# Excerpt provided start

Wednesday, December 14, 2005

Trying To Explain My Mother


This is one of only two pictures I have of my Mother.

She was brilliant. A career student, but she always quit before she got a degree or certificate. She liked learning, and was always on the Dean's list. Straight 4.0, Word.
She had a photographic memory. She blamed it for her mental problems, said she could never forget.
This was Easter Sunday, 1983.
See the poster on the wall beside the front door? We hung it there to cover up a hole. She shot from the top of the stairs one night, when she thought someone was breaking in our house. When we woke up at the gunshot, she accused us of having put one in the chamber. I promise, we didn't, but she always had to blame mistakes on anyone else but herself.
It left a tiny hole in the wall inside the house, but the outside of the house had a huge exit hole, so we covered it up with a poster. We would change out the poster when it started looking faded. Didn't want the landlord to know she shot a hole in the wall, and it was unmistakably from a gun.
Mother had mental problems. As long as I had known her, she had always sported evidence of a drastic slashing to her wrists. These weren't little unsure scars, they were deep and there were perhaps 20 on each wrist. I asked her once if she ever considered suicide. She looked me right in the eyes and said she was too mean for that, she would just as soon kill everybody else than to try to kill herself. I believed her.

# Excerpt provided end
# Records supplied start

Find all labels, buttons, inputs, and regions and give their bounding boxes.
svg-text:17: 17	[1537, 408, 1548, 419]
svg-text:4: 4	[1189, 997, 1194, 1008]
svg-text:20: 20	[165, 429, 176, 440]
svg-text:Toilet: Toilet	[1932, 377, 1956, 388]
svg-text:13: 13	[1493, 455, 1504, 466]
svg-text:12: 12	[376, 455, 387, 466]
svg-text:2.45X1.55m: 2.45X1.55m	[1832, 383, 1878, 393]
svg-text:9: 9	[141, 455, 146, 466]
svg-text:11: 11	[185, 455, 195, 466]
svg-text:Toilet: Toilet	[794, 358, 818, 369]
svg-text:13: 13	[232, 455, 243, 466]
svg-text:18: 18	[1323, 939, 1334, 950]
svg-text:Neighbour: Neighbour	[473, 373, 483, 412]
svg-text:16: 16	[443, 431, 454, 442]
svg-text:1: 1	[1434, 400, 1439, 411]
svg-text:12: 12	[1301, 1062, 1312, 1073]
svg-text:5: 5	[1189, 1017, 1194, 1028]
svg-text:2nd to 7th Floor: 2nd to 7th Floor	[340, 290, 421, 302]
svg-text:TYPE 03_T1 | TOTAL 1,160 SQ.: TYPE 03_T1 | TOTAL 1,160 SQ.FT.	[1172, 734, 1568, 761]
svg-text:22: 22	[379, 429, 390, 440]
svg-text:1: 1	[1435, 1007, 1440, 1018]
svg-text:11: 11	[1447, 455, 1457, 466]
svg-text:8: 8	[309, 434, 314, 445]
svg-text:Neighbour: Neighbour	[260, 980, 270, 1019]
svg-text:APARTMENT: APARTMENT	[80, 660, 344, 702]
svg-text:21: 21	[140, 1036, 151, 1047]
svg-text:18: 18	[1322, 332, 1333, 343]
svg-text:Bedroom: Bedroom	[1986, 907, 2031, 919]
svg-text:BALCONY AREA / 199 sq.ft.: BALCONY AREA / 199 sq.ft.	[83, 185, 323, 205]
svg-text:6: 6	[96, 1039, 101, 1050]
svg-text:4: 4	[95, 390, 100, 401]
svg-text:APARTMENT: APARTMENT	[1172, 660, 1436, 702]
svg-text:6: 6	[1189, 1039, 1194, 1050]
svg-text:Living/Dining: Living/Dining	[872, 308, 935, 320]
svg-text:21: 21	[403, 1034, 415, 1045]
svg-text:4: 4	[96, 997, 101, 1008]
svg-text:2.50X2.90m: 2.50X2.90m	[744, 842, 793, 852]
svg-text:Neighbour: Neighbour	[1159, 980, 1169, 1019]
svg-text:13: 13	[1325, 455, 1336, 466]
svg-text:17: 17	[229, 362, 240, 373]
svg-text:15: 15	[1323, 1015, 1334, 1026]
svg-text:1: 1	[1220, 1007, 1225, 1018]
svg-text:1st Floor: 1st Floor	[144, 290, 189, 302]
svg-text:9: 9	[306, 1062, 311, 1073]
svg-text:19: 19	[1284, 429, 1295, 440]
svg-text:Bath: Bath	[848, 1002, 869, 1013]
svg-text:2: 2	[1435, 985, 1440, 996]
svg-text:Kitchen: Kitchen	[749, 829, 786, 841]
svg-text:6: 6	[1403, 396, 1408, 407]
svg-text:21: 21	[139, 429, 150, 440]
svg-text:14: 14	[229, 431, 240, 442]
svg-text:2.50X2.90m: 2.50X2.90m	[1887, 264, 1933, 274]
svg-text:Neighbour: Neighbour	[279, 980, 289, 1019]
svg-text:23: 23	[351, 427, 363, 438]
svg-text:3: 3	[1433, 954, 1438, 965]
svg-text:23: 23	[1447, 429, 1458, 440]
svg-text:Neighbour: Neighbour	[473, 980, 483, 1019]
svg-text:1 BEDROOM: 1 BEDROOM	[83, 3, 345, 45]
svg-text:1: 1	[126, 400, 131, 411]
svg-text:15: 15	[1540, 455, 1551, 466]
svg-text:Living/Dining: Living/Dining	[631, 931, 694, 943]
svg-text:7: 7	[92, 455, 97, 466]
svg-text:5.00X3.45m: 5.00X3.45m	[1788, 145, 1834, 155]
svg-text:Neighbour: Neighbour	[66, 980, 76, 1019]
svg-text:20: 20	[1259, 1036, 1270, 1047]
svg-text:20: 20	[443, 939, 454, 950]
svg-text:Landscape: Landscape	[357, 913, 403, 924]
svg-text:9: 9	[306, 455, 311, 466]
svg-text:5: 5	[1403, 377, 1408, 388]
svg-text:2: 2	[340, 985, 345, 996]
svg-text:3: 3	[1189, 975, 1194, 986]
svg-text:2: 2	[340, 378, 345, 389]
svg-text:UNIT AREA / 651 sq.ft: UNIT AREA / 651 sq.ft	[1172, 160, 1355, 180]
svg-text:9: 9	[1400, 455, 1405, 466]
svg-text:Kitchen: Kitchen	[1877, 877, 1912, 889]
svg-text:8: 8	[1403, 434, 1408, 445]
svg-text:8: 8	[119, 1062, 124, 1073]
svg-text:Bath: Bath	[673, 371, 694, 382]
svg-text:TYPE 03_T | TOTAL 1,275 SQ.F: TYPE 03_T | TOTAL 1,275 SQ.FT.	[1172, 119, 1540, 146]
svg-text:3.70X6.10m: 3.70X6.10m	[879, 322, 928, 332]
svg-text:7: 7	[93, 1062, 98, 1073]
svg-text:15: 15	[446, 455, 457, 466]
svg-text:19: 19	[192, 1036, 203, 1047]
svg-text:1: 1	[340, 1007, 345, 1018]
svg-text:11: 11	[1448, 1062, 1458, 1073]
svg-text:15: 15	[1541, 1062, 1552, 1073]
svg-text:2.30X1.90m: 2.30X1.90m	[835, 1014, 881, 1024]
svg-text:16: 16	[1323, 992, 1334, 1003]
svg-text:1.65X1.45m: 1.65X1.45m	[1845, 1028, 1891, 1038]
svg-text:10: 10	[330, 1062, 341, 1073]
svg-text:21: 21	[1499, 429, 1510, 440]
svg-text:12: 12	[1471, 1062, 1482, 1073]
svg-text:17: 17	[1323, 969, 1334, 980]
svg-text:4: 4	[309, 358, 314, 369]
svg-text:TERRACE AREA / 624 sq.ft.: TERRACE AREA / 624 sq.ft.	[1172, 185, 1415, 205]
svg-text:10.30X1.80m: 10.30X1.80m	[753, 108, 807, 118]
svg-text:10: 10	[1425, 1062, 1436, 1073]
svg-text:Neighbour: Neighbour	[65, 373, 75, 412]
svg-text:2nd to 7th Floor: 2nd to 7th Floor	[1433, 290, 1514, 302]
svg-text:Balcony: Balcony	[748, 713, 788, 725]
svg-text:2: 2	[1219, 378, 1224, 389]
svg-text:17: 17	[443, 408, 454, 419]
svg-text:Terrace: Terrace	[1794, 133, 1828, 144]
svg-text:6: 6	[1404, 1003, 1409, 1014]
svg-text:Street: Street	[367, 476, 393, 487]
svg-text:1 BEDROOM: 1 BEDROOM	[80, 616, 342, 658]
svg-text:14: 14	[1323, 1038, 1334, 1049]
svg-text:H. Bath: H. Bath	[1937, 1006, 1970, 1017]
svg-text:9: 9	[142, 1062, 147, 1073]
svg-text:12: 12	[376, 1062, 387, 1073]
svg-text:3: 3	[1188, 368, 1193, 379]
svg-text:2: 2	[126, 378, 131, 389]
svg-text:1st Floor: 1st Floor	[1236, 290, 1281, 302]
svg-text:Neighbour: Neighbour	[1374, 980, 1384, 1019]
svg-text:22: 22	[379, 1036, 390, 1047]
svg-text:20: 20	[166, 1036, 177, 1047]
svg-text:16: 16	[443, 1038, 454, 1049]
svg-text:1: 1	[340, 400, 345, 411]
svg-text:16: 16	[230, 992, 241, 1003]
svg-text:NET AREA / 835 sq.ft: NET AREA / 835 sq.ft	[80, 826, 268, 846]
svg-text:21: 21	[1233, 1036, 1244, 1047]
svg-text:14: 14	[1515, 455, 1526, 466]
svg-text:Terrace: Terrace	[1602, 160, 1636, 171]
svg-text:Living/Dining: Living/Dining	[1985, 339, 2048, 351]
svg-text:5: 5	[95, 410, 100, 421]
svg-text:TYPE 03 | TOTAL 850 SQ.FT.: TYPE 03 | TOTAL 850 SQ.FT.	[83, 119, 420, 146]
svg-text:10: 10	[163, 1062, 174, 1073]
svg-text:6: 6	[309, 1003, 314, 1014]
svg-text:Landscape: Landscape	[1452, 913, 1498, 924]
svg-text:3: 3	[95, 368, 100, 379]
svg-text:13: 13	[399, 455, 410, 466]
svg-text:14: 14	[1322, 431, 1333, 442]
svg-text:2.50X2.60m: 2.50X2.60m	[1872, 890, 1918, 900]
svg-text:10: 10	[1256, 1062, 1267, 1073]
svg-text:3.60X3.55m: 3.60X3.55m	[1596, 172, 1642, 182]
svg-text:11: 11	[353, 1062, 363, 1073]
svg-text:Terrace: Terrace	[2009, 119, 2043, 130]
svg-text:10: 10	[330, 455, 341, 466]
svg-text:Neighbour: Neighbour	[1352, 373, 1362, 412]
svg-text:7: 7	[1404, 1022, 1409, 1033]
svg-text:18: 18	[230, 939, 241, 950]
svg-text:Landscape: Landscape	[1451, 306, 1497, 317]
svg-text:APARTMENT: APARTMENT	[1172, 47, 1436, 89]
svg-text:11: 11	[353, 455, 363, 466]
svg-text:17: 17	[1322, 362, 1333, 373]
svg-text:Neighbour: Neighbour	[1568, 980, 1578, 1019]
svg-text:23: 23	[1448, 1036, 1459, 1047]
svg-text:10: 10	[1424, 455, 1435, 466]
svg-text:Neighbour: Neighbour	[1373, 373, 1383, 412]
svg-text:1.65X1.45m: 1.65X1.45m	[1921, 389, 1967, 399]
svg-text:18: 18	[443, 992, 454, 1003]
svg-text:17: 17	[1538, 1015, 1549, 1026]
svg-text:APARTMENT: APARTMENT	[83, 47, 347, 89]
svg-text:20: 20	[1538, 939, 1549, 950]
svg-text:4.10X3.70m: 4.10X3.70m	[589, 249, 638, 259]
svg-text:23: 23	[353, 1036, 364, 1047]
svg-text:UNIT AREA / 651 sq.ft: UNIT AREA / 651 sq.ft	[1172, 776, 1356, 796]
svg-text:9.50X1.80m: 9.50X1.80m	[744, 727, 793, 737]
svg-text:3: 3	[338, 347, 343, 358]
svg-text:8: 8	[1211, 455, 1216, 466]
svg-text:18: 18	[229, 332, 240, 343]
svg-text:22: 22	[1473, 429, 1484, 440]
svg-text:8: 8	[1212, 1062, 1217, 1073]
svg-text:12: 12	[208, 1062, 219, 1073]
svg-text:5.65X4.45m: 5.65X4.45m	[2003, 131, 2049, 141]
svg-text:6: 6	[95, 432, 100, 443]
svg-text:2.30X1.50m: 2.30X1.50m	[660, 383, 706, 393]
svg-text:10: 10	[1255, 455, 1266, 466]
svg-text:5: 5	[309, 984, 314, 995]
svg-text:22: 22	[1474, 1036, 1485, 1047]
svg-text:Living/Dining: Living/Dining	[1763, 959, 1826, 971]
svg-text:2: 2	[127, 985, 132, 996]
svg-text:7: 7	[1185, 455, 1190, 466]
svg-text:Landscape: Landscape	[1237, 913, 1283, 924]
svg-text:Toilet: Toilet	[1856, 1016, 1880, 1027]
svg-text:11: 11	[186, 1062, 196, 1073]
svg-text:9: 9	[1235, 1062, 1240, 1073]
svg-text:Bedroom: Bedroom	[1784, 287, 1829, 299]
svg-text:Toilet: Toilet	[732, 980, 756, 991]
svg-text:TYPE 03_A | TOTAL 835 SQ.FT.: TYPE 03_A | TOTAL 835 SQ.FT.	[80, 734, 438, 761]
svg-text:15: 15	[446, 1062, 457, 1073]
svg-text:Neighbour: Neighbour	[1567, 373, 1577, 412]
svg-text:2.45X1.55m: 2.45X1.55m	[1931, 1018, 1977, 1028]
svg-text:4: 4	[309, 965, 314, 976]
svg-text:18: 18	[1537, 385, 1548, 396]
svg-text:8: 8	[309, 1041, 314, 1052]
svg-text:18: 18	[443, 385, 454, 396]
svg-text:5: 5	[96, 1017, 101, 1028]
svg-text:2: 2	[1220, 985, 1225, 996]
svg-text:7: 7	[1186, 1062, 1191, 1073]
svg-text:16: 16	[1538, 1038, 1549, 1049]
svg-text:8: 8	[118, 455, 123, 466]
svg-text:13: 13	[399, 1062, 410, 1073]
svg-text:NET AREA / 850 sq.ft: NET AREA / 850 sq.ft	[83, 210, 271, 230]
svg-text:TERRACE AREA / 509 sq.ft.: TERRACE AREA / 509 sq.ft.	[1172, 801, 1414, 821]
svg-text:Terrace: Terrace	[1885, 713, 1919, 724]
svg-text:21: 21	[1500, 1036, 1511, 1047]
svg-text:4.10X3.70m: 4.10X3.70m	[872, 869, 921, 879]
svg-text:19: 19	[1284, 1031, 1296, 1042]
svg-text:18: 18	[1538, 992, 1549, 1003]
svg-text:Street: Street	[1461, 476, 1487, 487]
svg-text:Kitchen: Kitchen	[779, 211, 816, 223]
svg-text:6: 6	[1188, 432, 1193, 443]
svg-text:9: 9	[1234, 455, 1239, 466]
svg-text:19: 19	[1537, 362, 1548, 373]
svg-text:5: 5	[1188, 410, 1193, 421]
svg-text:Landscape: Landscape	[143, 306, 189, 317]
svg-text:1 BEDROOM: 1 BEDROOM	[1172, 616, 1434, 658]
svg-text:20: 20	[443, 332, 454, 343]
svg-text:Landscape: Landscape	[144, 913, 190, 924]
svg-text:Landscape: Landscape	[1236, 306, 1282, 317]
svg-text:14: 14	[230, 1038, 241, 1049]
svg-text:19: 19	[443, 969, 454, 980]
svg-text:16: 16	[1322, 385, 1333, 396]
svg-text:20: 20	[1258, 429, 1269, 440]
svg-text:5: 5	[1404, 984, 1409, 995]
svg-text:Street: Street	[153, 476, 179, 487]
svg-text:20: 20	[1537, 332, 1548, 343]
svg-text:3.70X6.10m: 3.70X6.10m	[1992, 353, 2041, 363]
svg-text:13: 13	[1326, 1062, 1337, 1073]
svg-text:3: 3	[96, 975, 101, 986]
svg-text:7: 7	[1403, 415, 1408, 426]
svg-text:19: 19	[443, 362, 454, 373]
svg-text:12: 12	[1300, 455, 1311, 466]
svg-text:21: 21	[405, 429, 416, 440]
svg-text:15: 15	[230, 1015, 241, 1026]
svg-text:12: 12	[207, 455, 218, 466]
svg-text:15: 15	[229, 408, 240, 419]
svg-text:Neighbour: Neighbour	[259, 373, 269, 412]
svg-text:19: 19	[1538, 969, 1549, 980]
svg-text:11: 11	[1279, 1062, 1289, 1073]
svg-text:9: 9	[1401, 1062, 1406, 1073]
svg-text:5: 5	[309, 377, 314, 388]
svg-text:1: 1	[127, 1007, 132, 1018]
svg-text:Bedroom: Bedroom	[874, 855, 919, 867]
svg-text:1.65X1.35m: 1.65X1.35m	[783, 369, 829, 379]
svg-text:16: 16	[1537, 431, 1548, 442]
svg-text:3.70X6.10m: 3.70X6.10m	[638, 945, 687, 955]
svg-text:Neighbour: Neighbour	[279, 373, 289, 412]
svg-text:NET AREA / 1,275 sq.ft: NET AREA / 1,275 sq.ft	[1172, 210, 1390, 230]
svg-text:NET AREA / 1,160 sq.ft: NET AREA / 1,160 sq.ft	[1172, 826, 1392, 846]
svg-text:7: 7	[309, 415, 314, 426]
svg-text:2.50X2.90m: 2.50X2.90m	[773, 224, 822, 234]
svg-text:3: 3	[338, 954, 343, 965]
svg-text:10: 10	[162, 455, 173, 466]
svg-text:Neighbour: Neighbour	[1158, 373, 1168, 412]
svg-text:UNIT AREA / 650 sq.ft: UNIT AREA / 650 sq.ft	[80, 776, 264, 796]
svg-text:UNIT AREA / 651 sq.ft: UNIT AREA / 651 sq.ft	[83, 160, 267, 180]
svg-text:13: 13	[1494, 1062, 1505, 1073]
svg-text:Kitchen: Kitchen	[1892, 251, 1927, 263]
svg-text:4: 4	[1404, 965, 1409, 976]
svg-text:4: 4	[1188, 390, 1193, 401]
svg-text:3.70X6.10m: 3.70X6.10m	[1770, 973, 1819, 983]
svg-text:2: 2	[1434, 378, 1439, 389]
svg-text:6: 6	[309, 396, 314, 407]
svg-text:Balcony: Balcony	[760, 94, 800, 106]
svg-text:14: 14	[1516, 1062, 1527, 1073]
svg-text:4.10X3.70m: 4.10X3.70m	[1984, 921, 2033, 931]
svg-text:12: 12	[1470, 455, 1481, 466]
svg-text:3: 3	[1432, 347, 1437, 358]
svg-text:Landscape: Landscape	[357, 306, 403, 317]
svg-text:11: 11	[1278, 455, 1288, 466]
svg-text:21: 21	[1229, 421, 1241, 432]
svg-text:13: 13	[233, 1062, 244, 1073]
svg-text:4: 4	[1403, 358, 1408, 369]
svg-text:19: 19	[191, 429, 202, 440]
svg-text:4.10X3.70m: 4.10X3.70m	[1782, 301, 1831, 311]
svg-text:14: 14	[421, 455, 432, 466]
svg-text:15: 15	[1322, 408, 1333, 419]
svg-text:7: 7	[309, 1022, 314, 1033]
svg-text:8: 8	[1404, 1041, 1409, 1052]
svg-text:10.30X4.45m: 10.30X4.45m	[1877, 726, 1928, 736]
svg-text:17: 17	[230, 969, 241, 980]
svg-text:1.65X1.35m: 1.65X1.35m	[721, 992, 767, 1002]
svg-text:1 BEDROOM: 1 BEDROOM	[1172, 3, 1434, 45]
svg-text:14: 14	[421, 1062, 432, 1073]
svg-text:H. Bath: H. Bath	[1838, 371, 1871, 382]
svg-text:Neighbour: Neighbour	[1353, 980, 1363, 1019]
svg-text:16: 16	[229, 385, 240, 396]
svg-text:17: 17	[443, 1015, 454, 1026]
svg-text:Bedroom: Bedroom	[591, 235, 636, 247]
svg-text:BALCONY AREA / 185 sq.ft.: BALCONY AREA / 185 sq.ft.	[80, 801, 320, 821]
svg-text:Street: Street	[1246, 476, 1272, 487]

# Records supplied end

> Short exercise 1
List every number written in digits in the post about the writer's mother, in the order it appears.
> Short exercise 2
Answer these questions from the post about the writer's mother:
(a) On what day was the picture taken?
(b) Why was the poster hung on the wall beside the front door?
(c) About how many scars were there on each wrist?
> Short exercise 3
Retype the part of the post about the writer's mother that begins at the words "This was Easter" and ends after the words "else but herself.".

> Worked answer 1
14, 2005, 4.0, 1983, 20

> Worked answer 2
(a) Easter Sunday, 1983.
(b) To cover up a hole.
(c) Perhaps 20.

> Worked answer 3
This was Easter Sunday, 1983.
See the poster on the wall beside the front door? We hung it there to cover up a hole. She shot from the top of the stairs one night, when she thought someone was breaking in our house. When we woke up at the gunshot, she accused us of having put one in the chamber. I promise, we didn't, but she always had to blame mistakes on anyone else but herself.